Problem: Reproduce every line of the material below verbatim, leaving out the pictures.

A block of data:
----------------------------------------

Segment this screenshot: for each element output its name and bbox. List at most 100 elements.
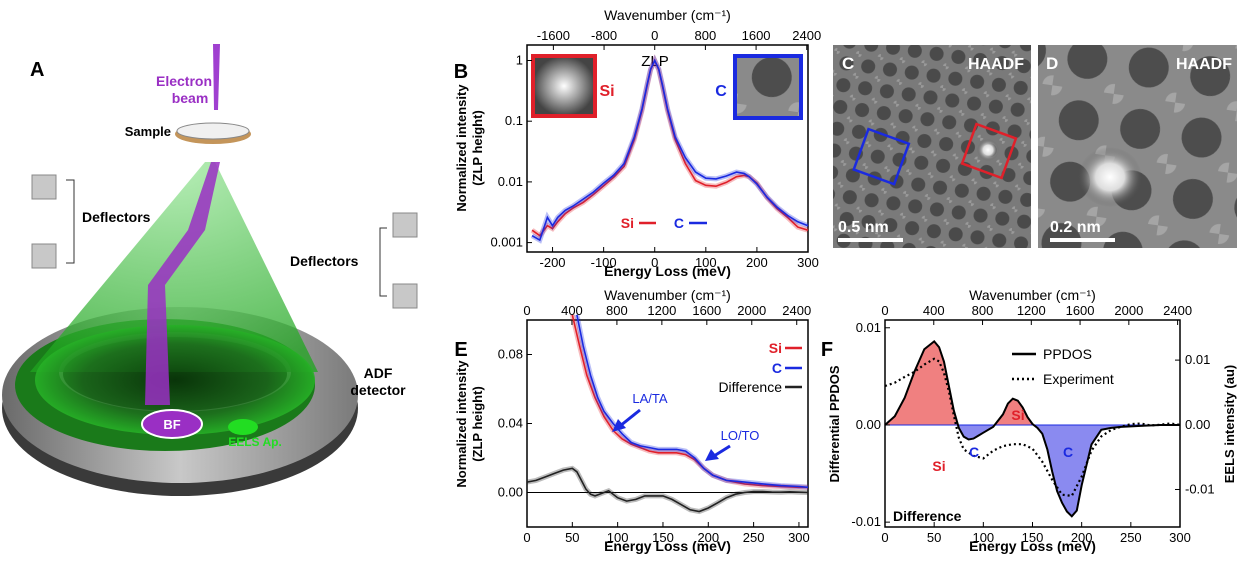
x-tick-label: 300 (1169, 530, 1191, 545)
haadf-image-d (1038, 45, 1237, 248)
panel-f-letter: F (821, 339, 833, 361)
panel-b-letter: B (454, 61, 468, 83)
ppdos-positive-fill (885, 341, 1034, 425)
x-tick-label: 300 (788, 530, 810, 545)
top-tick-label: 400 (923, 303, 945, 318)
series-line-c (576, 314, 809, 489)
y-tick-label: 0.08 (498, 347, 523, 362)
x-axis-label: Energy Loss (meV) (604, 263, 731, 279)
inset-si-image (531, 54, 597, 118)
top-tick-label: 1600 (742, 28, 771, 43)
annotation-c-2: C (1063, 444, 1073, 460)
deflector-cube-right-bottom (392, 283, 418, 309)
legend-difference: Difference (718, 379, 782, 395)
y2-tick-label: -0.01 (1185, 481, 1215, 496)
sample-label: Sample (125, 124, 171, 139)
x-tick-label: 100 (607, 530, 629, 545)
x-tick-label: 0 (881, 530, 888, 545)
deflectors-left-label: Deflectors (82, 209, 151, 225)
c-selection-box (852, 127, 911, 186)
legend-c: C (772, 360, 782, 376)
panel-a-letter: A (30, 59, 44, 81)
adf-label-2: detector (350, 382, 406, 398)
electron-beam-cone (213, 44, 220, 110)
top-tick-label: 1200 (647, 303, 676, 318)
legend-c: C (674, 215, 684, 231)
panel-c-label: HAADF (968, 56, 1024, 73)
y-tick-label: 0.1 (505, 113, 523, 128)
top-tick-label: 1600 (1066, 303, 1095, 318)
bf-label: BF (163, 417, 180, 432)
eels-aperture-label: EELS Ap. (228, 435, 282, 449)
panel-c-haadf: C HAADF 0.5 nm (833, 45, 1031, 248)
top-tick-label: 0 (881, 303, 888, 318)
panel-e-chart: Si C Difference LA/TA LO/TO 0 50 100 150 200 250 30… (454, 287, 811, 554)
annotation-c-1: C (969, 444, 979, 460)
panel-d-haadf: D HAADF 0.2 nm (1038, 45, 1237, 248)
series-line-c (531, 58, 809, 242)
x-tick-label: 50 (927, 530, 941, 545)
top-tick-label: 800 (606, 303, 628, 318)
inset-si-label: Si (599, 83, 614, 100)
x-tick-label: 150 (1022, 530, 1044, 545)
inset-c-image (733, 54, 803, 120)
sample-disc (176, 122, 250, 140)
top-tick-label: -1600 (537, 28, 570, 43)
annotation-lo-to: LO/TO (721, 428, 760, 443)
eels-aperture (228, 419, 258, 435)
annotation-la-ta: LA/TA (632, 391, 667, 406)
panel-d-scale-bar (1050, 238, 1115, 242)
y-tick-label: 0.001 (490, 235, 523, 250)
top-tick-label: 2400 (782, 303, 811, 318)
x-tick-label: 200 (1071, 530, 1093, 545)
top-tick-label: 2000 (737, 303, 766, 318)
arrow-la-ta-head (612, 419, 626, 432)
top-tick-label: 2000 (1114, 303, 1143, 318)
y2-tick-label: 0.01 (1185, 352, 1210, 367)
annotation-si-1: Si (932, 458, 945, 474)
panel-f-chart: PPDOS Experiment Si C Si C Difference 0 50 100 150… (821, 287, 1237, 554)
series-line-si (571, 314, 808, 489)
inset-c-label: C (715, 83, 727, 100)
top-tick-label: 0 (651, 28, 658, 43)
legend-si: Si (621, 215, 634, 231)
x-tick-label: 300 (797, 255, 819, 270)
deflector-bracket-right (379, 227, 387, 297)
legend-ppdos: PPDOS (1043, 346, 1092, 362)
x-tick-label: 100 (695, 255, 717, 270)
si-selection-box (960, 122, 1018, 180)
y-axis-label-1: Normalized intensity (454, 360, 469, 488)
panel-e-letter: E (454, 339, 467, 361)
y-axis-label-1: Normalized intensity (454, 84, 469, 212)
top-tick-label: -800 (591, 28, 617, 43)
y-tick-label: -0.01 (851, 514, 881, 529)
y-tick-label: 0.00 (498, 485, 523, 500)
x-tick-label: 100 (972, 530, 994, 545)
green-projection (35, 325, 315, 435)
electron-beam-label-1: Electron (156, 73, 212, 89)
x-tick-label: 200 (746, 255, 768, 270)
series-line-difference (526, 467, 809, 513)
panel-d-letter: D (1046, 54, 1058, 73)
y-axis-label-2: (ZLP height) (470, 386, 485, 462)
x-tick-label: 250 (1120, 530, 1142, 545)
panel-c-scale-bar (838, 238, 903, 242)
deflector-cube-right-top (392, 212, 418, 238)
x-tick-label: -200 (540, 255, 566, 270)
top-axis-label: Wavenumber (cm⁻¹) (604, 7, 731, 23)
y-tick-label: 1 (516, 52, 523, 67)
series-line-ppdos (884, 340, 1180, 518)
y-tick-label: 0.00 (856, 417, 881, 432)
adf-label-1: ADF (364, 365, 393, 381)
deflector-bracket-left (66, 179, 75, 264)
annotation-si-2: Si (1011, 407, 1024, 423)
top-tick-label: 800 (972, 303, 994, 318)
panel-d-scale-text: 0.2 nm (1050, 219, 1101, 236)
bf-aperture (141, 409, 203, 439)
top-tick-label: 800 (695, 28, 717, 43)
panel-d-label: HAADF (1176, 56, 1232, 73)
top-tick-label: 1600 (692, 303, 721, 318)
arrow-la-ta-line (619, 408, 641, 428)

----------------------------------------

Result:
Segment this screenshot: for each element output its name and bbox. List at most 100 elements.
x-tick-label: 300 (1169, 530, 1191, 545)
haadf-image-d (1038, 45, 1237, 248)
panel-f-letter: F (821, 339, 833, 361)
panel-b-letter: B (454, 61, 468, 83)
ppdos-positive-fill (885, 341, 1034, 425)
x-tick-label: 300 (788, 530, 810, 545)
top-tick-label: 400 (923, 303, 945, 318)
series-line-c (576, 314, 809, 489)
y-tick-label: 0.08 (498, 347, 523, 362)
x-axis-label: Energy Loss (meV) (604, 263, 731, 279)
inset-si-image (531, 54, 597, 118)
top-tick-label: 1600 (742, 28, 771, 43)
annotation-c-2: C (1063, 444, 1073, 460)
deflector-cube-right-bottom (392, 283, 418, 309)
legend-difference: Difference (718, 379, 782, 395)
y2-tick-label: -0.01 (1185, 481, 1215, 496)
sample-label: Sample (125, 124, 171, 139)
x-tick-label: 100 (607, 530, 629, 545)
x-tick-label: 0 (881, 530, 888, 545)
deflectors-left-label: Deflectors (82, 209, 151, 225)
c-selection-box (852, 127, 911, 186)
legend-c: C (772, 360, 782, 376)
panel-a-letter: A (30, 59, 44, 81)
adf-label-2: detector (350, 382, 406, 398)
electron-beam-cone (213, 44, 220, 110)
top-tick-label: 1200 (647, 303, 676, 318)
legend-c: C (674, 215, 684, 231)
panel-c-label: HAADF (968, 56, 1024, 73)
y-tick-label: 0.1 (505, 113, 523, 128)
top-tick-label: 1600 (1066, 303, 1095, 318)
bf-label: BF (163, 417, 180, 432)
eels-aperture-label: EELS Ap. (228, 435, 282, 449)
panel-c-haadf: C HAADF 0.5 nm (833, 45, 1031, 248)
top-tick-label: 0 (881, 303, 888, 318)
panel-e-chart: Si C Difference LA/TA LO/TO 0 50 100 150 200 250 30… (454, 287, 811, 554)
annotation-c-1: C (969, 444, 979, 460)
panel-d-haadf: D HAADF 0.2 nm (1038, 45, 1237, 248)
series-line-c (531, 58, 809, 242)
x-tick-label: 50 (927, 530, 941, 545)
top-tick-label: 800 (606, 303, 628, 318)
inset-si-label: Si (599, 83, 614, 100)
x-tick-label: 150 (1022, 530, 1044, 545)
inset-c-image (733, 54, 803, 120)
sample-disc (176, 122, 250, 140)
top-tick-label: -1600 (537, 28, 570, 43)
annotation-lo-to: LO/TO (721, 428, 760, 443)
eels-aperture (228, 419, 258, 435)
annotation-la-ta: LA/TA (632, 391, 667, 406)
panel-d-scale-bar (1050, 238, 1115, 242)
y-tick-label: 0.001 (490, 235, 523, 250)
top-tick-label: 2400 (782, 303, 811, 318)
x-tick-label: 200 (1071, 530, 1093, 545)
top-tick-label: 2000 (737, 303, 766, 318)
arrow-la-ta-head (612, 419, 626, 432)
top-tick-label: 2000 (1114, 303, 1143, 318)
y2-tick-label: 0.01 (1185, 352, 1210, 367)
annotation-si-1: Si (932, 458, 945, 474)
panel-f-chart: PPDOS Experiment Si C Si C Difference 0 50 100 150… (821, 287, 1237, 554)
series-line-si (571, 314, 808, 489)
inset-c-label: C (715, 83, 727, 100)
top-tick-label: 0 (651, 28, 658, 43)
legend-si: Si (621, 215, 634, 231)
x-tick-label: 300 (797, 255, 819, 270)
deflector-bracket-right (379, 227, 387, 297)
legend-ppdos: PPDOS (1043, 346, 1092, 362)
x-tick-label: 100 (695, 255, 717, 270)
si-selection-box (960, 122, 1018, 180)
y-axis-label-1: Normalized intensity (454, 360, 469, 488)
panel-e-letter: E (454, 339, 467, 361)
y-axis-label-1: Normalized intensity (454, 84, 469, 212)
top-tick-label: -800 (591, 28, 617, 43)
y-tick-label: -0.01 (851, 514, 881, 529)
y-tick-label: 0.00 (498, 485, 523, 500)
x-tick-label: 100 (972, 530, 994, 545)
green-projection (35, 325, 315, 435)
electron-beam-label-1: Electron (156, 73, 212, 89)
x-tick-label: 200 (746, 255, 768, 270)
series-line-difference (526, 467, 809, 513)
panel-d-letter: D (1046, 54, 1058, 73)
y-axis-label-2: (ZLP height) (470, 386, 485, 462)
x-tick-label: 250 (1120, 530, 1142, 545)
panel-c-scale-bar (838, 238, 903, 242)
deflector-cube-right-top (392, 212, 418, 238)
x-tick-label: -200 (540, 255, 566, 270)
top-axis-label: Wavenumber (cm⁻¹) (604, 7, 731, 23)
y-tick-label: 1 (516, 52, 523, 67)
series-line-ppdos (884, 340, 1180, 518)
y-tick-label: 0.00 (856, 417, 881, 432)
adf-label-1: ADF (364, 365, 393, 381)
deflector-bracket-left (66, 179, 75, 264)
annotation-si-2: Si (1011, 407, 1024, 423)
top-tick-label: 800 (972, 303, 994, 318)
panel-d-scale-text: 0.2 nm (1050, 219, 1101, 236)
bf-aperture (141, 409, 203, 439)
top-tick-label: 800 (695, 28, 717, 43)
panel-d-label: HAADF (1176, 56, 1232, 73)
top-tick-label: 1600 (692, 303, 721, 318)
arrow-la-ta-line (619, 408, 641, 428)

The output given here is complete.